• STATED TASK: Search the listing for the string "activation" and copy every line that contains it.
== AVAILABLE DATA ==
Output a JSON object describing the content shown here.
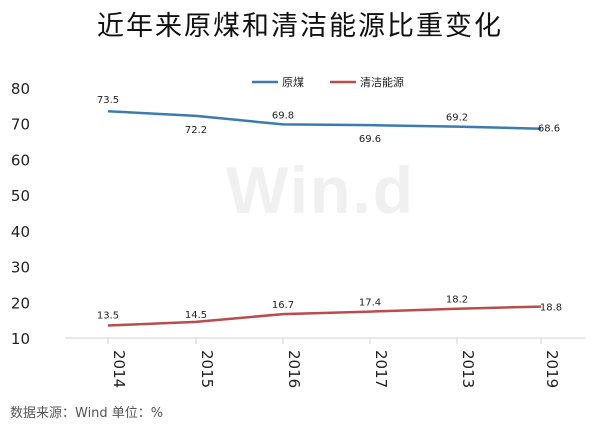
{
  "watermark": "Win.d",
  "footer": {
    "source": "数据来源：Wind   单位：%"
  },
  "chart_data": {
    "type": "line",
    "title": "近年来原煤和清洁能源比重变化",
    "categories": [
      "2014",
      "2015",
      "2016",
      "2017",
      "2013",
      "2019"
    ],
    "series": [
      {
        "name": "原煤",
        "color": "#3b7bb0",
        "values": [
          73.5,
          72.2,
          69.8,
          69.6,
          69.2,
          68.6
        ]
      },
      {
        "name": "清洁能源",
        "color": "#b94c4c",
        "values": [
          13.5,
          14.5,
          16.7,
          17.4,
          18.2,
          18.8
        ]
      }
    ],
    "yticks": [
      10,
      20,
      30,
      40,
      50,
      60,
      70,
      80
    ],
    "ylim": [
      10,
      80
    ],
    "grid": false,
    "legend": "top-center"
  }
}
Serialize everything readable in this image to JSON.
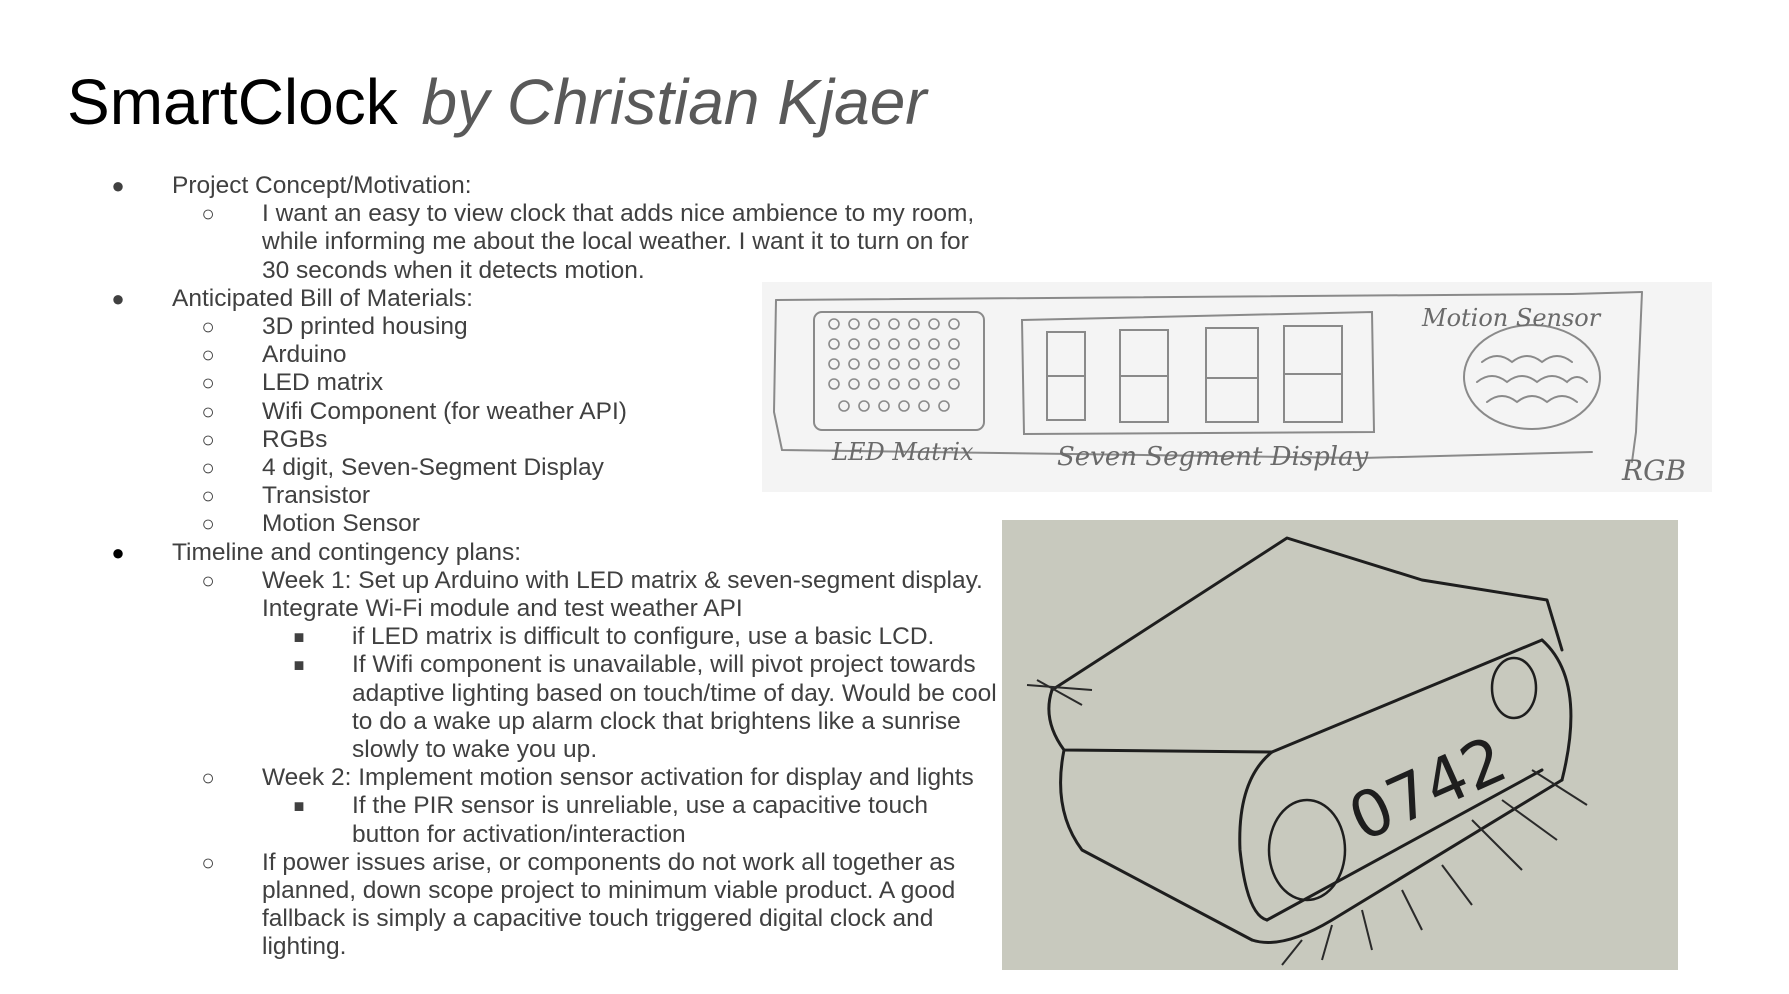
{
  "slide": {
    "title": "SmartClock",
    "title_by": "by Christian Kjaer"
  },
  "outline": {
    "concept_heading": "Project Concept/Motivation:",
    "concept_text": "I want an easy to view clock that adds nice ambience to my room, while informing me about the local weather. I want it to turn on for 30 seconds when it detects motion.",
    "materials_heading": "Anticipated Bill of Materials:",
    "materials": [
      "3D printed housing",
      "Arduino",
      "LED matrix",
      "Wifi Component (for weather API)",
      "RGBs",
      "4 digit, Seven-Segment Display",
      "Transistor",
      "Motion Sensor"
    ],
    "timeline_heading": "Timeline and contingency plans:",
    "week1": "Week 1: Set up Arduino with LED matrix & seven-segment display. Integrate Wi-Fi module and test weather API",
    "week1_plans": [
      "if LED matrix is difficult to configure, use a basic LCD.",
      "If Wifi component is unavailable, will pivot project towards adaptive lighting based on touch/time of day. Would be cool to do a wake up alarm clock that brightens like a sunrise slowly to wake you up."
    ],
    "week2": "Week 2: Implement motion sensor activation for display and lights",
    "week2_plans": [
      "If the PIR sensor is unreliable, use a capacitive touch button for activation/interaction"
    ],
    "fallback": "If power issues arise, or components do not work all together as planned, down scope project to minimum viable product. A good fallback is simply a capacitive touch triggered digital clock and lighting."
  },
  "sketch_front": {
    "label_led": "LED Matrix",
    "label_display": "Seven Segment Display",
    "label_sensor": "Motion Sensor",
    "label_rgb": "RGB"
  },
  "sketch_perspective": {
    "clock_digits": "0742"
  },
  "icons": {
    "level1": "filled-circle-bullet-icon",
    "level2": "hollow-circle-bullet-icon",
    "level3": "filled-square-bullet-icon"
  }
}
===
• OUTPUT OF THE TASK:
    "week2": "Week 2: Implement motion sensor activation for display and lights",
      "If the PIR sensor is unreliable, use a capacitive touch button for activation/interaction"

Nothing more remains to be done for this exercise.